[Figure content listings]
=-=-=
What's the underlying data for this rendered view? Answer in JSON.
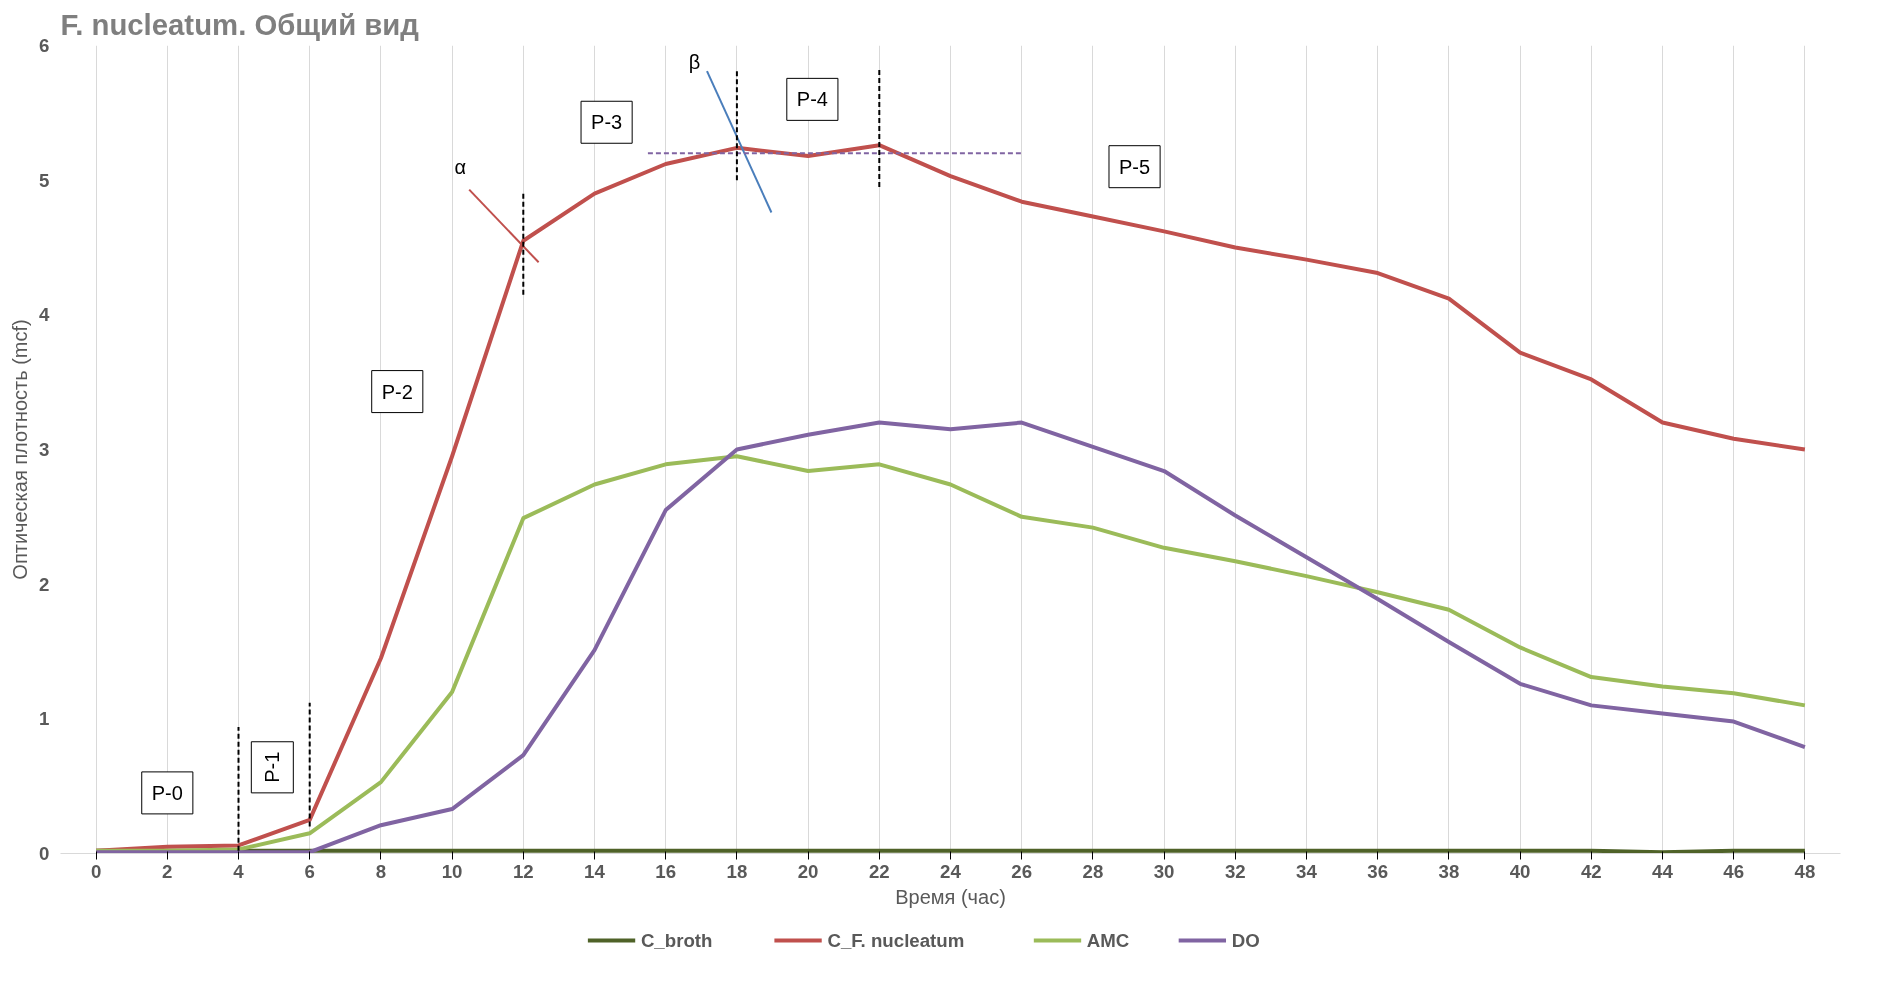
{
  "chart_data": {
    "type": "line",
    "title": "F. nucleatum. Общий вид",
    "xlabel": "Время (час)",
    "ylabel": "Оптическая плотность (mcf)",
    "x": [
      0,
      2,
      4,
      6,
      8,
      10,
      12,
      14,
      16,
      18,
      20,
      22,
      24,
      26,
      28,
      30,
      32,
      34,
      36,
      38,
      40,
      42,
      44,
      46,
      48
    ],
    "xlim": [
      -1,
      49
    ],
    "xticks": [
      0,
      2,
      4,
      6,
      8,
      10,
      12,
      14,
      16,
      18,
      20,
      22,
      24,
      26,
      28,
      30,
      32,
      34,
      36,
      38,
      40,
      42,
      44,
      46,
      48
    ],
    "ylim": [
      0,
      6
    ],
    "yticks": [
      0,
      1,
      2,
      3,
      4,
      5,
      6
    ],
    "grid": "x",
    "legend": "bottom",
    "series": [
      {
        "name": "C_broth",
        "color": "#4f6228",
        "values": [
          0.02,
          0.02,
          0.02,
          0.02,
          0.02,
          0.02,
          0.02,
          0.02,
          0.02,
          0.02,
          0.02,
          0.02,
          0.02,
          0.02,
          0.02,
          0.02,
          0.02,
          0.02,
          0.02,
          0.02,
          0.02,
          0.02,
          0.01,
          0.02,
          0.02
        ]
      },
      {
        "name": "C_F. nucleatum",
        "color": "#c0504d",
        "values": [
          0.02,
          0.05,
          0.06,
          0.25,
          1.45,
          2.95,
          4.55,
          4.9,
          5.12,
          5.24,
          5.18,
          5.26,
          5.03,
          4.84,
          4.73,
          4.62,
          4.5,
          4.41,
          4.31,
          4.12,
          3.72,
          3.52,
          3.2,
          3.08,
          3.0
        ]
      },
      {
        "name": "AMC",
        "color": "#9bbb59",
        "values": [
          0.02,
          0.02,
          0.03,
          0.15,
          0.53,
          1.2,
          2.49,
          2.74,
          2.89,
          2.95,
          2.84,
          2.89,
          2.74,
          2.5,
          2.42,
          2.27,
          2.17,
          2.06,
          1.94,
          1.81,
          1.53,
          1.31,
          1.24,
          1.19,
          1.1
        ]
      },
      {
        "name": "DO",
        "color": "#8064a2",
        "values": [
          0.01,
          0.01,
          0.01,
          0.01,
          0.21,
          0.33,
          0.73,
          1.51,
          2.55,
          3.0,
          3.11,
          3.2,
          3.15,
          3.2,
          3.02,
          2.84,
          2.51,
          2.2,
          1.89,
          1.57,
          1.26,
          1.1,
          1.04,
          0.98,
          0.79
        ]
      },
      {
        "type": "line",
        "color": "#c0504d",
        "x": [
          10.48,
          12.43
        ],
        "values": [
          4.93,
          4.39
        ]
      },
      {
        "type": "line",
        "color": "#4a7ebb",
        "x": [
          17.16,
          18.97
        ],
        "values": [
          5.81,
          4.76
        ]
      },
      {
        "type": "line",
        "color": "#8064a2",
        "line_style": "dashed",
        "x": [
          15.5,
          26
        ],
        "values": [
          5.2,
          5.2
        ]
      },
      {
        "type": "line",
        "color": "#000000",
        "line_style": "dashed",
        "x": [
          4,
          4
        ],
        "values": [
          0.02,
          0.94
        ]
      },
      {
        "type": "line",
        "color": "#000000",
        "line_style": "dashed",
        "x": [
          6,
          6
        ],
        "values": [
          0.2,
          1.12
        ]
      },
      {
        "type": "line",
        "color": "#000000",
        "line_style": "dashed",
        "x": [
          12,
          12
        ],
        "values": [
          4.15,
          4.9
        ]
      },
      {
        "type": "line",
        "color": "#000000",
        "line_style": "dashed",
        "x": [
          18,
          18
        ],
        "values": [
          5.0,
          5.82
        ]
      },
      {
        "type": "line",
        "color": "#000000",
        "line_style": "dashed",
        "x": [
          22,
          22
        ],
        "values": [
          4.95,
          5.82
        ]
      }
    ],
    "annotations": [
      "P-0",
      "P-1",
      "P-2",
      "P-3",
      "P-4",
      "P-5",
      "α",
      "β"
    ]
  }
}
=-=-=
## What this task involves
Restate the listing above word for word, and skip the pictures.

## Written solution
What's the underlying data for this rendered view? Answer in JSON.
{
  "chart_data": {
    "type": "line",
    "title": "F. nucleatum. Общий вид",
    "xlabel": "Время (час)",
    "ylabel": "Оптическая плотность (mcf)",
    "x": [
      0,
      2,
      4,
      6,
      8,
      10,
      12,
      14,
      16,
      18,
      20,
      22,
      24,
      26,
      28,
      30,
      32,
      34,
      36,
      38,
      40,
      42,
      44,
      46,
      48
    ],
    "xlim": [
      -1,
      49
    ],
    "xticks": [
      0,
      2,
      4,
      6,
      8,
      10,
      12,
      14,
      16,
      18,
      20,
      22,
      24,
      26,
      28,
      30,
      32,
      34,
      36,
      38,
      40,
      42,
      44,
      46,
      48
    ],
    "ylim": [
      0,
      6
    ],
    "yticks": [
      0,
      1,
      2,
      3,
      4,
      5,
      6
    ],
    "grid": "x",
    "legend": "bottom",
    "series": [
      {
        "name": "C_broth",
        "color": "#4f6228",
        "values": [
          0.02,
          0.02,
          0.02,
          0.02,
          0.02,
          0.02,
          0.02,
          0.02,
          0.02,
          0.02,
          0.02,
          0.02,
          0.02,
          0.02,
          0.02,
          0.02,
          0.02,
          0.02,
          0.02,
          0.02,
          0.02,
          0.02,
          0.01,
          0.02,
          0.02
        ]
      },
      {
        "name": "C_F. nucleatum",
        "color": "#c0504d",
        "values": [
          0.02,
          0.05,
          0.06,
          0.25,
          1.45,
          2.95,
          4.55,
          4.9,
          5.12,
          5.24,
          5.18,
          5.26,
          5.03,
          4.84,
          4.73,
          4.62,
          4.5,
          4.41,
          4.31,
          4.12,
          3.72,
          3.52,
          3.2,
          3.08,
          3.0
        ]
      },
      {
        "name": "AMC",
        "color": "#9bbb59",
        "values": [
          0.02,
          0.02,
          0.03,
          0.15,
          0.53,
          1.2,
          2.49,
          2.74,
          2.89,
          2.95,
          2.84,
          2.89,
          2.74,
          2.5,
          2.42,
          2.27,
          2.17,
          2.06,
          1.94,
          1.81,
          1.53,
          1.31,
          1.24,
          1.19,
          1.1
        ]
      },
      {
        "name": "DO",
        "color": "#8064a2",
        "values": [
          0.01,
          0.01,
          0.01,
          0.01,
          0.21,
          0.33,
          0.73,
          1.51,
          2.55,
          3.0,
          3.11,
          3.2,
          3.15,
          3.2,
          3.02,
          2.84,
          2.51,
          2.2,
          1.89,
          1.57,
          1.26,
          1.1,
          1.04,
          0.98,
          0.79
        ]
      },
      {
        "type": "line",
        "color": "#c0504d",
        "x": [
          10.48,
          12.43
        ],
        "values": [
          4.93,
          4.39
        ]
      },
      {
        "type": "line",
        "color": "#4a7ebb",
        "x": [
          17.16,
          18.97
        ],
        "values": [
          5.81,
          4.76
        ]
      },
      {
        "type": "line",
        "color": "#8064a2",
        "line_style": "dashed",
        "x": [
          15.5,
          26
        ],
        "values": [
          5.2,
          5.2
        ]
      },
      {
        "type": "line",
        "color": "#000000",
        "line_style": "dashed",
        "x": [
          4,
          4
        ],
        "values": [
          0.02,
          0.94
        ]
      },
      {
        "type": "line",
        "color": "#000000",
        "line_style": "dashed",
        "x": [
          6,
          6
        ],
        "values": [
          0.2,
          1.12
        ]
      },
      {
        "type": "line",
        "color": "#000000",
        "line_style": "dashed",
        "x": [
          12,
          12
        ],
        "values": [
          4.15,
          4.9
        ]
      },
      {
        "type": "line",
        "color": "#000000",
        "line_style": "dashed",
        "x": [
          18,
          18
        ],
        "values": [
          5.0,
          5.82
        ]
      },
      {
        "type": "line",
        "color": "#000000",
        "line_style": "dashed",
        "x": [
          22,
          22
        ],
        "values": [
          4.95,
          5.82
        ]
      }
    ],
    "annotations": [
      "P-0",
      "P-1",
      "P-2",
      "P-3",
      "P-4",
      "P-5",
      "α",
      "β"
    ]
  }
}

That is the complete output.